• _WHAT NEEDS TO BE DONE_: Write out the material again word for word, dropping any images it holds.

:: PROVIDED INFORMATION

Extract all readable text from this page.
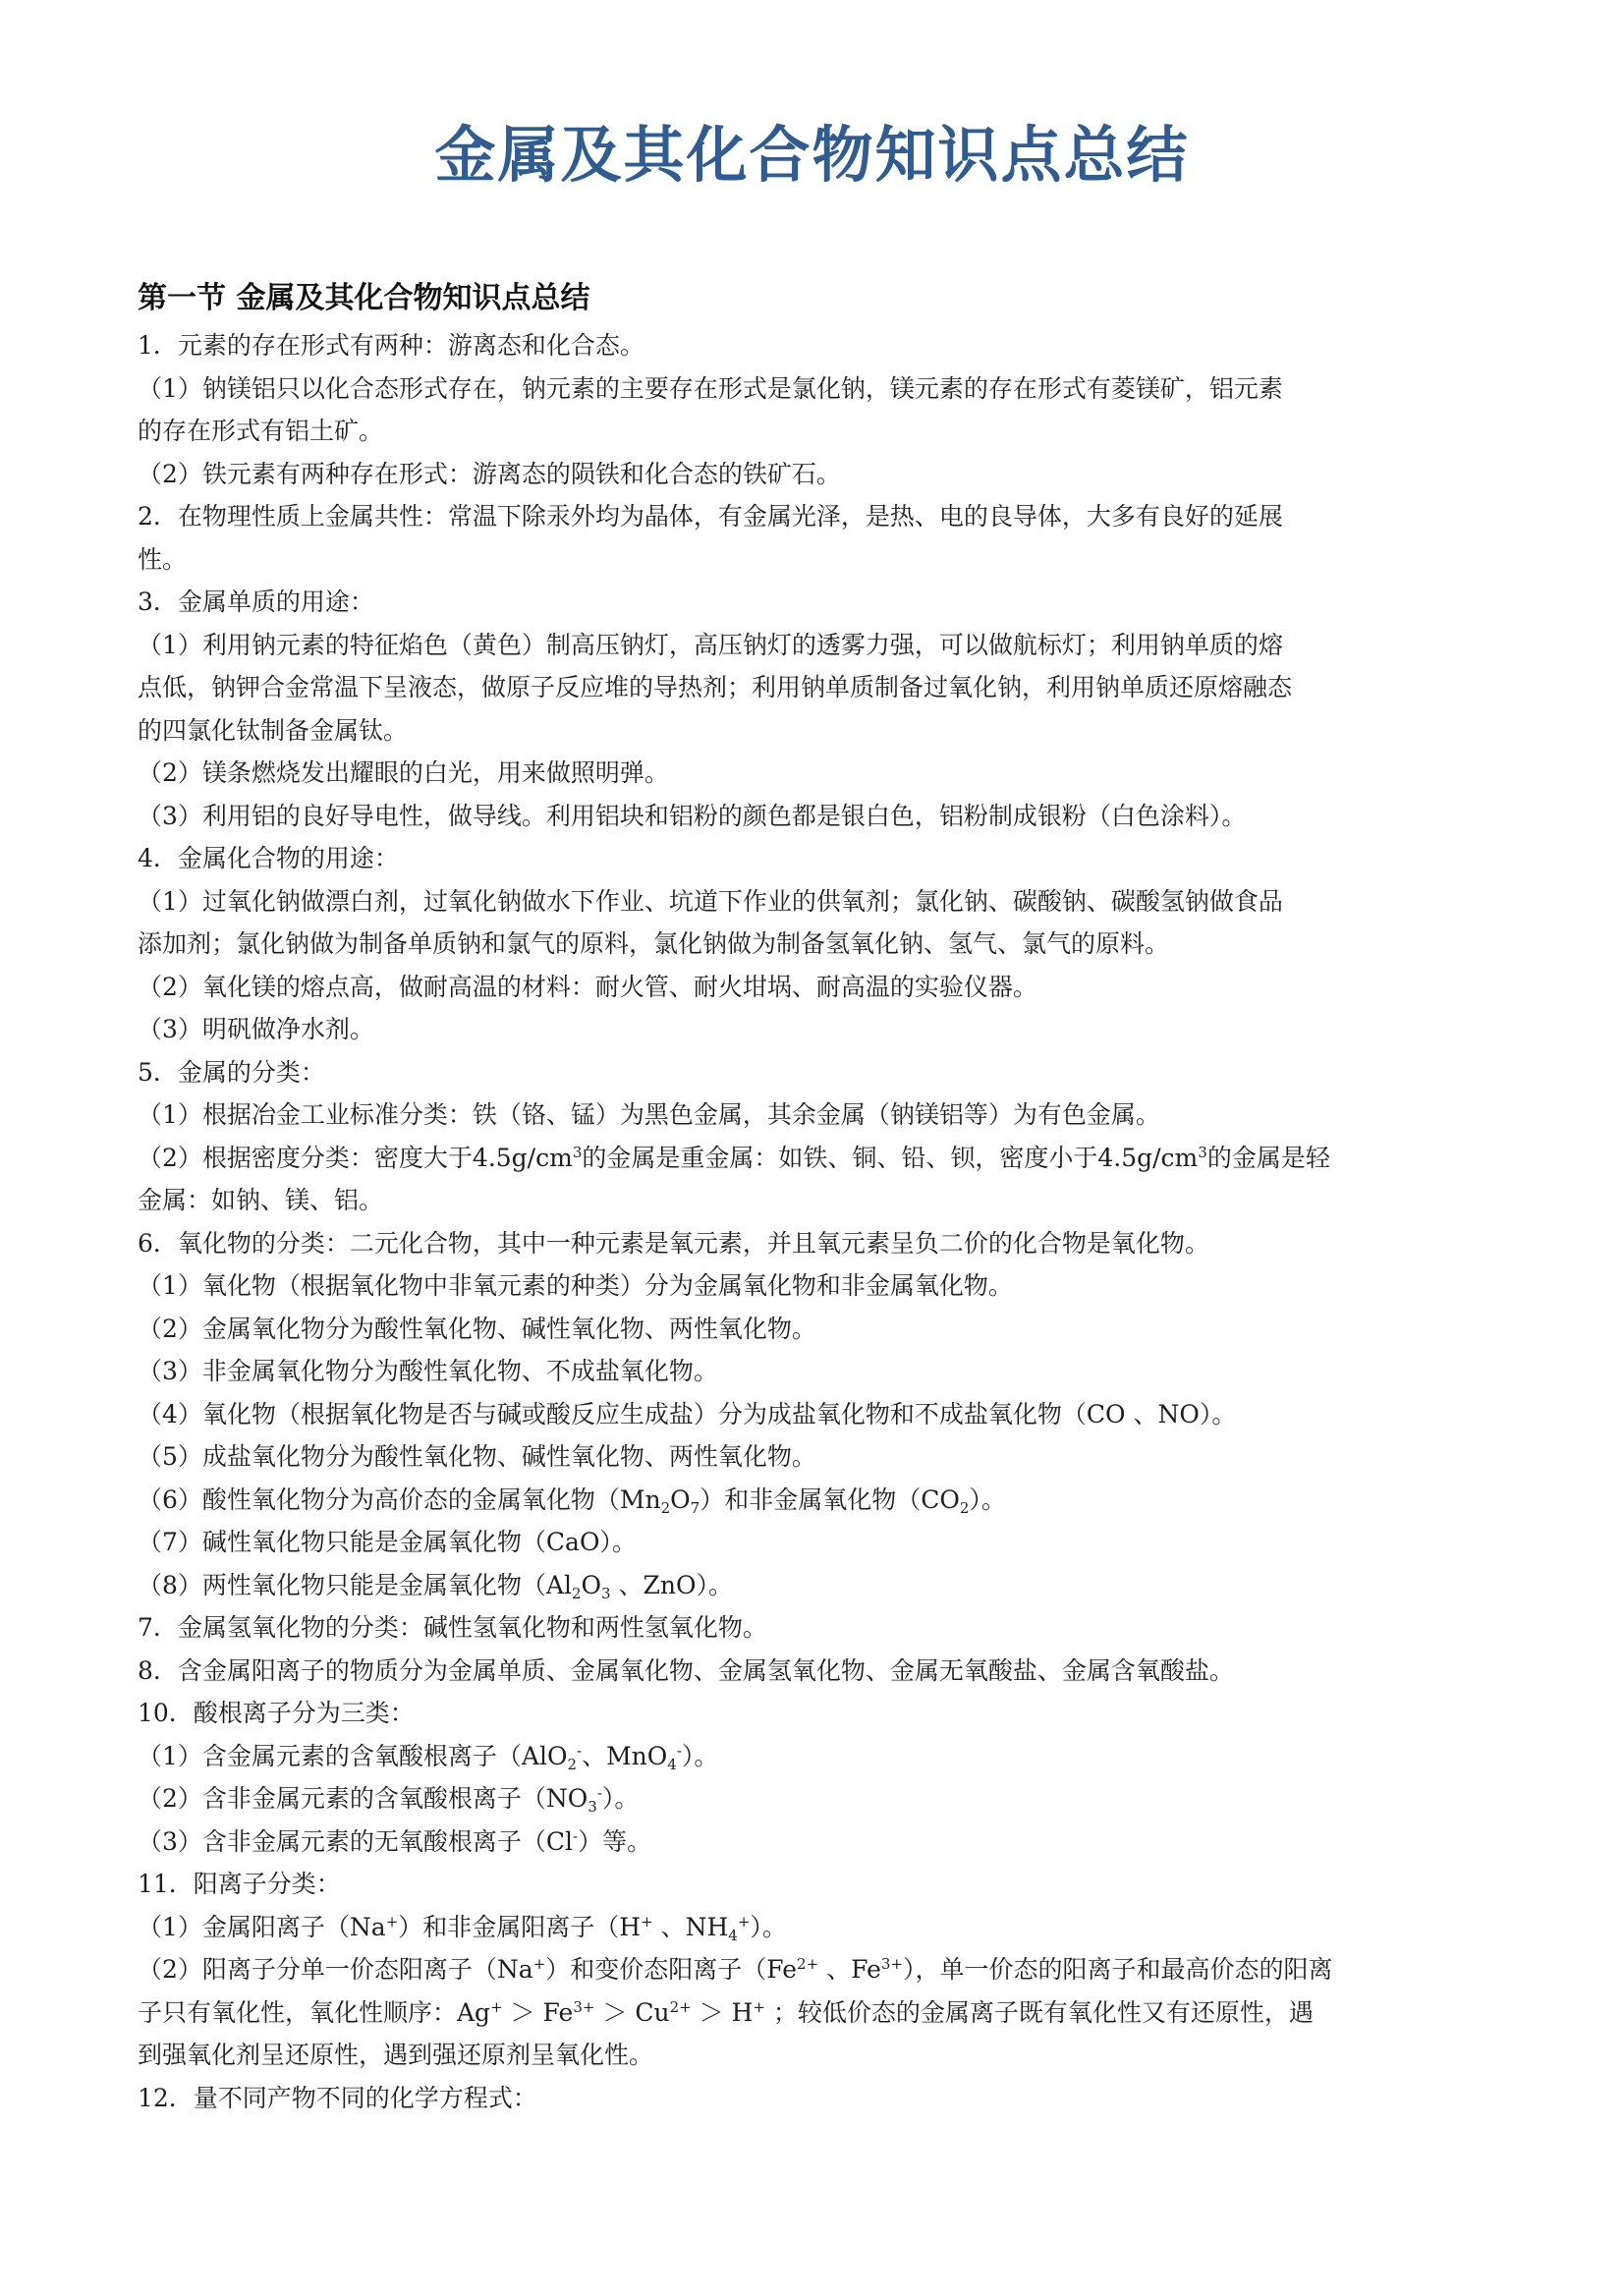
金属及其化合物知识点总结
第一节 金属及其化合物知识点总结

1．元素的存在形式有两种：游离态和化合态。

（1）钠镁铝只以化合态形式存在，钠元素的主要存在形式是氯化钠，镁元素的存在形式有菱镁矿，铝元素

的存在形式有铝土矿。

（2）铁元素有两种存在形式：游离态的陨铁和化合态的铁矿石。

2．在物理性质上金属共性：常温下除汞外均为晶体，有金属光泽，是热、电的良导体，大多有良好的延展

性。

3．金属单质的用途：

（1）利用钠元素的特征焰色（黄色）制高压钠灯，高压钠灯的透雾力强，可以做航标灯；利用钠单质的熔

点低，钠钾合金常温下呈液态，做原子反应堆的导热剂；利用钠单质制备过氧化钠，利用钠单质还原熔融态

的四氯化钛制备金属钛。

（2）镁条燃烧发出耀眼的白光，用来做照明弹。

（3）利用铝的良好导电性，做导线。利用铝块和铝粉的颜色都是银白色，铝粉制成银粉（白色涂料）。

4．金属化合物的用途：

（1）过氧化钠做漂白剂，过氧化钠做水下作业、坑道下作业的供氧剂；氯化钠、碳酸钠、碳酸氢钠做食品

添加剂；氯化钠做为制备单质钠和氯气的原料，氯化钠做为制备氢氧化钠、氢气、氯气的原料。

（2）氧化镁的熔点高，做耐高温的材料：耐火管、耐火坩埚、耐高温的实验仪器。

（3）明矾做净水剂。

5．金属的分类：

（1）根据冶金工业标准分类：铁（铬、锰）为黑色金属，其余金属（钠镁铝等）为有色金属。

（2）根据密度分类：密度大于$4.5g/cm^3$的金属是重金属：如铁、铜、铅、钡，密度小于$4.5g/cm^3$的金属是轻

金属：如钠、镁、铝。

6．氧化物的分类：二元化合物，其中一种元素是氧元素，并且氧元素呈负二价的化合物是氧化物。

（1）氧化物（根据氧化物中非氧元素的种类）分为金属氧化物和非金属氧化物。

（2）金属氧化物分为酸性氧化物、碱性氧化物、两性氧化物。

（3）非金属氧化物分为酸性氧化物、不成盐氧化物。

（4）氧化物（根据氧化物是否与碱或酸反应生成盐）分为成盐氧化物和不成盐氧化物（CO 、NO）。

（5）成盐氧化物分为酸性氧化物、碱性氧化物、两性氧化物。

（6）酸性氧化物分为高价态的金属氧化物$(Mn_2O_7)$和非金属氧化物$(CO_2)$。

（7）碱性氧化物只能是金属氧化物（CaO）。

（8）两性氧化物只能是金属氧化物（$Al_2O_3$ 、ZnO）。

7．金属氢氧化物的分类：碱性氢氧化物和两性氢氧化物。

8．含金属阳离子的物质分为金属单质、金属氧化物、金属氢氧化物、金属无氧酸盐、金属含氧酸盐。

10．酸根离子分为三类：

（1）含金属元素的含氧酸根离子（AlO$_2$-、MnO$_4$-）。

（2）含非金属元素的含氧酸根离子$(NO_3^-)$。

（3）含非金属元素的无氧酸根离子（Cl-）等。

11．阳离子分类：

（1）金属阳离子（Na+）和非金属阳离子（H+ 、$NH_4^+$）。

（2）阳离子分单一价态阳离子（Na+）和变价态阳离子（$Fe^{2+}$ 、$Fe^{3+}$），单一价态的阳离子和最高价态的阳离

子只有氧化性，氧化性顺序：$Ag^+ > Fe^{3+} > Cu^{2+} > H^+$ ；较低价态的金属离子既有氧化性又有还原性，遇

到强氧化剂呈还原性，遇到强还原剂呈氧化性。

12．量不同产物不同的化学方程式：
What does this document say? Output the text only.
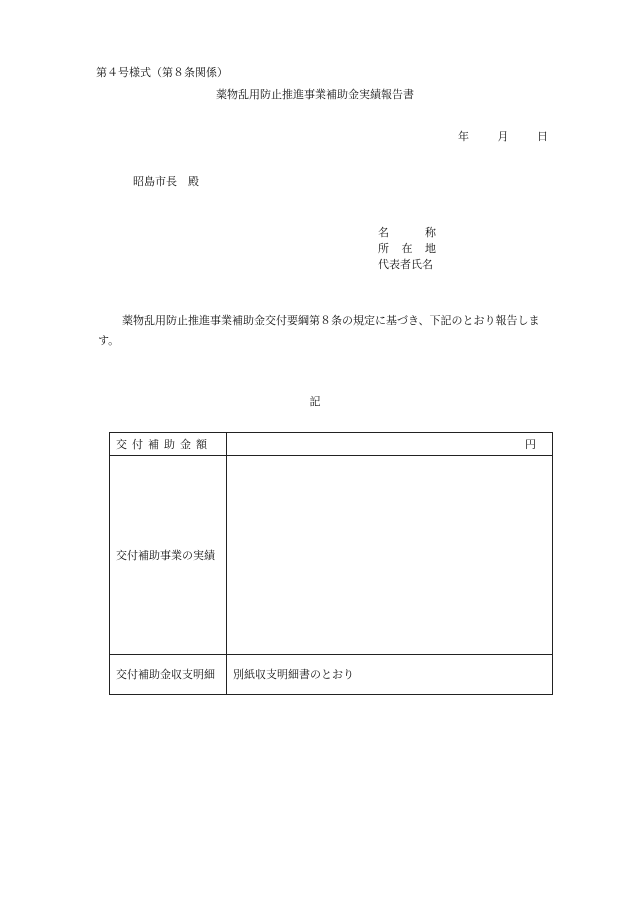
第４号様式（第８条関係）
薬物乱用防止推進事業補助金実績報告書
年	月	日
昭島市長 殿
名	称
所 在 地
代表者氏名
薬物乱用防止推進事業補助金交付要綱第８条の規定に基づき、下記のとおり報告しま
す。
記
交付補助金額	円

交付補助事業の実績	
交付補助金収支明細	別紙収支明細書のとおり
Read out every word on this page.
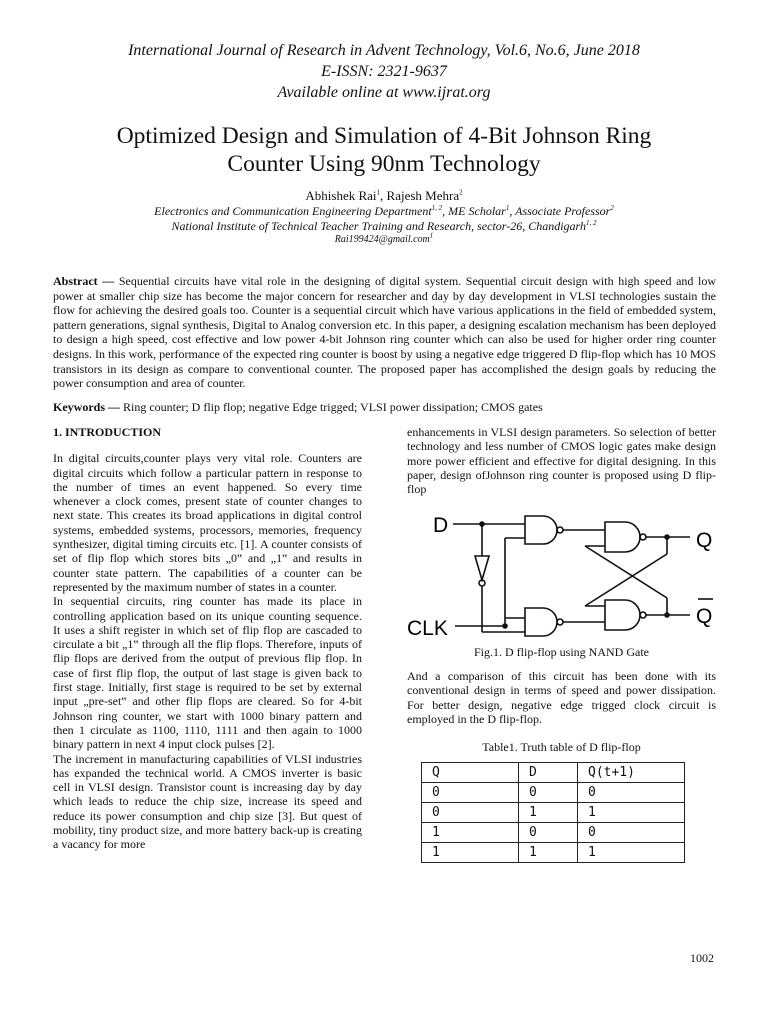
International Journal of Research in Advent Technology, Vol.6, No.6, June 2018
E-ISSN: 2321-9637
Available online at www.ijrat.org
Optimized Design and Simulation of 4-Bit Johnson Ring
Counter Using 90nm Technology
Abhishek Rai$^1$, Rajesh Mehra$^2$
Electronics and Communication Engineering Department$^{1, 2}$, ME Scholar$^1$, Associate Professor$^2$
National Institute of Technical Teacher Training and Research, sector-26, Chandigarh$^{1, 2}$
Rai199424@gmail.com$^1$
Abstract — Sequential circuits have vital role in the designing of digital system. Sequential circuit design with high speed and low power at smaller chip size has become the major concern for researcher and day by day development in VLSI technologies sustain the flow for achieving the desired goals too. Counter is a sequential circuit which have various applications in the field of embedded system, pattern generations, signal synthesis, Digital to Analog conversion etc. In this paper, a designing escalation mechanism has been deployed to design a high speed, cost effective and low power 4-bit Johnson ring counter which can also be used for higher order ring counter designs. In this work, performance of the expected ring counter is boost by using a negative edge triggered D flip-flop which has 10 MOS transistors in its design as compare to conventional counter. The proposed paper has accomplished the design goals by reducing the power consumption and area of counter.
Keywords — Ring counter; D flip flop; negative Edge trigged; VLSI power dissipation; CMOS gates

1. INTRODUCTION

In digital circuits,counter plays very vital role. Counters are digital circuits which follow a particular pattern in response to the number of times an event happened. So every time whenever a clock comes, present state of counter changes to next state. This creates its broad applications in digital control systems, embedded systems, processors, memories, frequency synthesizer, digital timing circuits etc. [1]. A counter consists of set of flip flop which stores bits „0‟ and „1‟ and results in counter state pattern. The capabilities of a counter can be represented by the maximum number of states in a counter.

In sequential circuits, ring counter has made its place in controlling application based on its unique counting sequence. It uses a shift register in which set of flip flop are cascaded to circulate a bit „1‟ through all the flip flops. Therefore, inputs of flip flops are derived from the output of previous flip flop. In case of first flip flop, the output of last stage is given back to first stage. Initially, first stage is required to be set by external input „pre-set‟ and other flip flops are cleared. So for 4-bit Johnson ring counter, we start with 1000 binary pattern and then 1 circulate as 1100, 1110, 1111 and then again to 1000 binary pattern in next 4 input clock pulses [2].

The increment in manufacturing capabilities of VLSI industries has expanded the technical world. A CMOS inverter is basic cell in VLSI design. Transistor count is increasing day by day which leads to reduce the chip size, increase its speed and reduce its power consumption and chip size [3]. But quest of mobility, tiny product size, and more battery back-up is creating a vacancy for more

enhancements in VLSI design parameters. So selection of better technology and less number of CMOS logic gates make design more power efficient and effective for digital designing. In this paper, design ofJohnson ring counter is proposed using D flip-flop

D
CLK
Q
Q
Fig.1. D flip-flop using NAND Gate

And a comparison of this circuit has been done with its conventional design in terms of speed and power dissipation. For better design, negative edge trigged clock circuit is employed in the D flip-flop.

Table1. Truth table of D flip-flop
Q	D	Q(t+1)
0	0	0
0	1	1
1	0	0
1	1	1
1002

::::

• _CORRECT RESULT_:
Extract all readable text from this page.
金属及其化合物知识点总结
第一节 金属及其化合物知识点总结

1．元素的存在形式有两种：游离态和化合态。

（1）钠镁铝只以化合态形式存在，钠元素的主要存在形式是氯化钠，镁元素的存在形式有菱镁矿，铝元素

的存在形式有铝土矿。

（2）铁元素有两种存在形式：游离态的陨铁和化合态的铁矿石。

2．在物理性质上金属共性：常温下除汞外均为晶体，有金属光泽，是热、电的良导体，大多有良好的延展

性。

3．金属单质的用途：

（1）利用钠元素的特征焰色（黄色）制高压钠灯，高压钠灯的透雾力强，可以做航标灯；利用钠单质的熔

点低，钠钾合金常温下呈液态，做原子反应堆的导热剂；利用钠单质制备过氧化钠，利用钠单质还原熔融态

的四氯化钛制备金属钛。

（2）镁条燃烧发出耀眼的白光，用来做照明弹。

（3）利用铝的良好导电性，做导线。利用铝块和铝粉的颜色都是银白色，铝粉制成银粉（白色涂料）。

4．金属化合物的用途：

（1）过氧化钠做漂白剂，过氧化钠做水下作业、坑道下作业的供氧剂；氯化钠、碳酸钠、碳酸氢钠做食品

添加剂；氯化钠做为制备单质钠和氯气的原料，氯化钠做为制备氢氧化钠、氢气、氯气的原料。

（2）氧化镁的熔点高，做耐高温的材料：耐火管、耐火坩埚、耐高温的实验仪器。

（3）明矾做净水剂。

5．金属的分类：

（1）根据冶金工业标准分类：铁（铬、锰）为黑色金属，其余金属（钠镁铝等）为有色金属。

（2）根据密度分类：密度大于$4.5g/cm^3$的金属是重金属：如铁、铜、铅、钡，密度小于$4.5g/cm^3$的金属是轻

金属：如钠、镁、铝。

6．氧化物的分类：二元化合物，其中一种元素是氧元素，并且氧元素呈负二价的化合物是氧化物。

（1）氧化物（根据氧化物中非氧元素的种类）分为金属氧化物和非金属氧化物。

（2）金属氧化物分为酸性氧化物、碱性氧化物、两性氧化物。

（3）非金属氧化物分为酸性氧化物、不成盐氧化物。

（4）氧化物（根据氧化物是否与碱或酸反应生成盐）分为成盐氧化物和不成盐氧化物（CO 、NO）。

（5）成盐氧化物分为酸性氧化物、碱性氧化物、两性氧化物。

（6）酸性氧化物分为高价态的金属氧化物$(Mn_2O_7)$和非金属氧化物$(CO_2)$。

（7）碱性氧化物只能是金属氧化物（CaO）。

（8）两性氧化物只能是金属氧化物（$Al_2O_3$ 、ZnO）。

7．金属氢氧化物的分类：碱性氢氧化物和两性氢氧化物。

8．含金属阳离子的物质分为金属单质、金属氧化物、金属氢氧化物、金属无氧酸盐、金属含氧酸盐。

10．酸根离子分为三类：

（1）含金属元素的含氧酸根离子（AlO$_2$-、MnO$_4$-）。

（2）含非金属元素的含氧酸根离子$(NO_3^-)$。

（3）含非金属元素的无氧酸根离子（Cl-）等。

11．阳离子分类：

（1）金属阳离子（Na+）和非金属阳离子（H+ 、$NH_4^+$）。

（2）阳离子分单一价态阳离子（Na+）和变价态阳离子（$Fe^{2+}$ 、$Fe^{3+}$），单一价态的阳离子和最高价态的阳离

子只有氧化性，氧化性顺序：$Ag^+ > Fe^{3+} > Cu^{2+} > H^+$ ；较低价态的金属离子既有氧化性又有还原性，遇

到强氧化剂呈还原性，遇到强还原剂呈氧化性。

12．量不同产物不同的化学方程式：
What does this document say? Output the text only.
第４号様式（第８条関係）
薬物乱用防止推進事業補助金実績報告書
年	月	日
昭島市長 殿
名	称
所 在 地
代表者氏名
薬物乱用防止推進事業補助金交付要綱第８条の規定に基づき、下記のとおり報告しま
す。
記
交付補助金額	円

交付補助事業の実績	
交付補助金収支明細	別紙収支明細書のとおり
Read out every word on this page.
International Journal of Research in Advent Technology, Vol.6, No.6, June 2018
E-ISSN: 2321-9637
Available online at www.ijrat.org
Optimized Design and Simulation of 4-Bit Johnson Ring
Counter Using 90nm Technology
Abhishek Rai$^1$, Rajesh Mehra$^2$
Electronics and Communication Engineering Department$^{1, 2}$, ME Scholar$^1$, Associate Professor$^2$
National Institute of Technical Teacher Training and Research, sector-26, Chandigarh$^{1, 2}$
Rai199424@gmail.com$^1$
Abstract — Sequential circuits have vital role in the designing of digital system. Sequential circuit design with high speed and low power at smaller chip size has become the major concern for researcher and day by day development in VLSI technologies sustain the flow for achieving the desired goals too. Counter is a sequential circuit which have various applications in the field of embedded system, pattern generations, signal synthesis, Digital to Analog conversion etc. In this paper, a designing escalation mechanism has been deployed to design a high speed, cost effective and low power 4-bit Johnson ring counter which can also be used for higher order ring counter designs. In this work, performance of the expected ring counter is boost by using a negative edge triggered D flip-flop which has 10 MOS transistors in its design as compare to conventional counter. The proposed paper has accomplished the design goals by reducing the power consumption and area of counter.
Keywords — Ring counter; D flip flop; negative Edge trigged; VLSI power dissipation; CMOS gates

1. INTRODUCTION

In digital circuits,counter plays very vital role. Counters are digital circuits which follow a particular pattern in response to the number of times an event happened. So every time whenever a clock comes, present state of counter changes to next state. This creates its broad applications in digital control systems, embedded systems, processors, memories, frequency synthesizer, digital timing circuits etc. [1]. A counter consists of set of flip flop which stores bits „0‟ and „1‟ and results in counter state pattern. The capabilities of a counter can be represented by the maximum number of states in a counter.

In sequential circuits, ring counter has made its place in controlling application based on its unique counting sequence. It uses a shift register in which set of flip flop are cascaded to circulate a bit „1‟ through all the flip flops. Therefore, inputs of flip flops are derived from the output of previous flip flop. In case of first flip flop, the output of last stage is given back to first stage. Initially, first stage is required to be set by external input „pre-set‟ and other flip flops are cleared. So for 4-bit Johnson ring counter, we start with 1000 binary pattern and then 1 circulate as 1100, 1110, 1111 and then again to 1000 binary pattern in next 4 input clock pulses [2].

The increment in manufacturing capabilities of VLSI industries has expanded the technical world. A CMOS inverter is basic cell in VLSI design. Transistor count is increasing day by day which leads to reduce the chip size, increase its speed and reduce its power consumption and chip size [3]. But quest of mobility, tiny product size, and more battery back-up is creating a vacancy for more

enhancements in VLSI design parameters. So selection of better technology and less number of CMOS logic gates make design more power efficient and effective for digital designing. In this paper, design ofJohnson ring counter is proposed using D flip-flop

D
CLK
Q
Q
Fig.1. D flip-flop using NAND Gate

And a comparison of this circuit has been done with its conventional design in terms of speed and power dissipation. For better design, negative edge trigged clock circuit is employed in the D flip-flop.

Table1. Truth table of D flip-flop
Q	D	Q(t+1)
0	0	0
0	1	1
1	0	0
1	1	1
1002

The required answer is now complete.